> Records for this exercise
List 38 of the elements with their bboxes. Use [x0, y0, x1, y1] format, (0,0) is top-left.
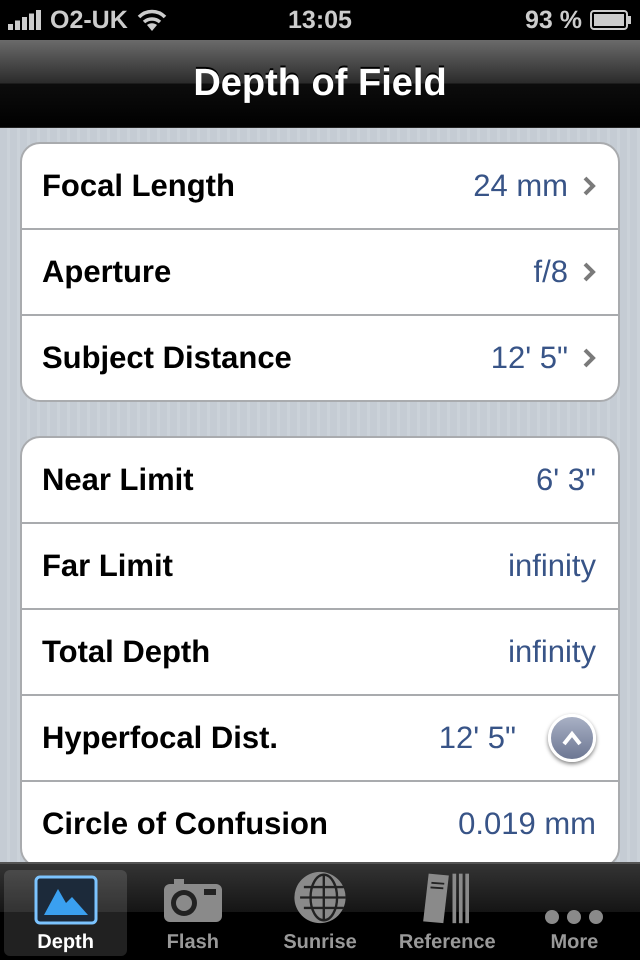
landscape-icon — [34, 875, 98, 925]
battery-percentage: 93 % — [525, 6, 582, 34]
row-value: infinity — [508, 634, 596, 670]
row-value: 12' 5" — [490, 340, 568, 376]
battery-icon — [590, 10, 632, 30]
tab-item[interactable]: More — [512, 870, 636, 956]
row-value: infinity — [508, 548, 596, 584]
chevron-icon — [582, 347, 596, 369]
table-row[interactable]: Focal Length 24 mm — [22, 144, 618, 228]
row-value: f/8 — [534, 254, 568, 290]
tab-item[interactable]: Reference — [386, 870, 509, 956]
row-label: Focal Length — [42, 168, 236, 204]
more-icon — [544, 909, 604, 925]
row-label: Far Limit — [42, 548, 174, 584]
chevron-icon — [582, 175, 596, 197]
row-value: 6' 3" — [536, 462, 596, 498]
row-value: 12' 5" — [438, 720, 516, 756]
chevron-icon — [582, 261, 596, 283]
row-label: Aperture — [42, 254, 172, 290]
wifi-icon — [136, 8, 168, 32]
row-label: Hyperfocal Dist. — [42, 720, 280, 756]
row-label: Circle of Confusion — [42, 806, 329, 842]
clock-time: 13:05 — [288, 6, 352, 34]
row-label: Subject Distance — [42, 340, 293, 376]
row-value: 0.019 mm — [458, 806, 596, 842]
signal-icon — [8, 10, 42, 30]
tab-item[interactable]: Flash — [131, 870, 254, 956]
table-row[interactable]: Aperture f/8 — [22, 228, 618, 314]
tab-item[interactable]: Depth — [4, 870, 128, 956]
detail-disclosure-button[interactable] — [548, 714, 596, 762]
tab-item[interactable]: Sunrise — [258, 870, 382, 956]
row-label: Near Limit — [42, 462, 195, 498]
caret-up-icon — [561, 730, 583, 746]
carrier-name: O2-UK — [50, 6, 128, 34]
table-row[interactable]: Subject Distance 12' 5" — [22, 314, 618, 400]
row-label: Total Depth — [42, 634, 212, 670]
row-value: 24 mm — [473, 168, 568, 204]
nav-title: Depth of Field — [193, 62, 447, 105]
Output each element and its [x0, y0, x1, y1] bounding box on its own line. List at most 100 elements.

> Exercise description
Render the lines above as a numbered list, skipping any blank lines and leaving out the pictures.

> Expected output
1. List 38 of the elements with their bboxes. Use [x0, y0, x1, y1] format, (0,0) is top-left.
2. landscape-icon — [34, 875, 98, 925]
3. battery-percentage: 93 % — [525, 6, 582, 34]
4. row-value: infinity — [508, 634, 596, 670]
5. row-value: 12' 5" — [490, 340, 568, 376]
6. battery-icon — [590, 10, 632, 30]
7. tab-item[interactable]: More — [512, 870, 636, 956]
8. row-value: infinity — [508, 548, 596, 584]
9. chevron-icon — [582, 347, 596, 369]
10. table-row[interactable]: Focal Length 24 mm — [22, 144, 618, 228]
11. row-value: f/8 — [534, 254, 568, 290]
12. tab-item[interactable]: Reference — [386, 870, 509, 956]
13. row-label: Focal Length — [42, 168, 236, 204]
14. more-icon — [544, 909, 604, 925]
15. row-label: Far Limit — [42, 548, 174, 584]
16. chevron-icon — [582, 175, 596, 197]
17. row-value: 6' 3" — [536, 462, 596, 498]
18. row-value: 12' 5" — [438, 720, 516, 756]
19. chevron-icon — [582, 261, 596, 283]
20. row-label: Aperture — [42, 254, 172, 290]
21. wifi-icon — [136, 8, 168, 32]
22. row-label: Hyperfocal Dist. — [42, 720, 280, 756]
23. row-label: Circle of Confusion — [42, 806, 329, 842]
24. clock-time: 13:05 — [288, 6, 352, 34]
25. row-label: Subject Distance — [42, 340, 293, 376]
26. row-value: 0.019 mm — [458, 806, 596, 842]
27. signal-icon — [8, 10, 42, 30]
28. tab-item[interactable]: Flash — [131, 870, 254, 956]
29. table-row[interactable]: Aperture f/8 — [22, 228, 618, 314]
30. tab-item[interactable]: Depth — [4, 870, 128, 956]
31. detail-disclosure-button[interactable] — [548, 714, 596, 762]
32. tab-item[interactable]: Sunrise — [258, 870, 382, 956]
33. row-label: Near Limit — [42, 462, 195, 498]
34. caret-up-icon — [561, 730, 583, 746]
35. carrier-name: O2-UK — [50, 6, 128, 34]
36. table-row[interactable]: Subject Distance 12' 5" — [22, 314, 618, 400]
37. row-label: Total Depth — [42, 634, 212, 670]
38. row-value: 24 mm — [473, 168, 568, 204]
39. nav-title: Depth of Field — [193, 62, 447, 105]
40. Output each element and its [x0, y0, x1, y1] bounding box on its own line. List at most 100 elements.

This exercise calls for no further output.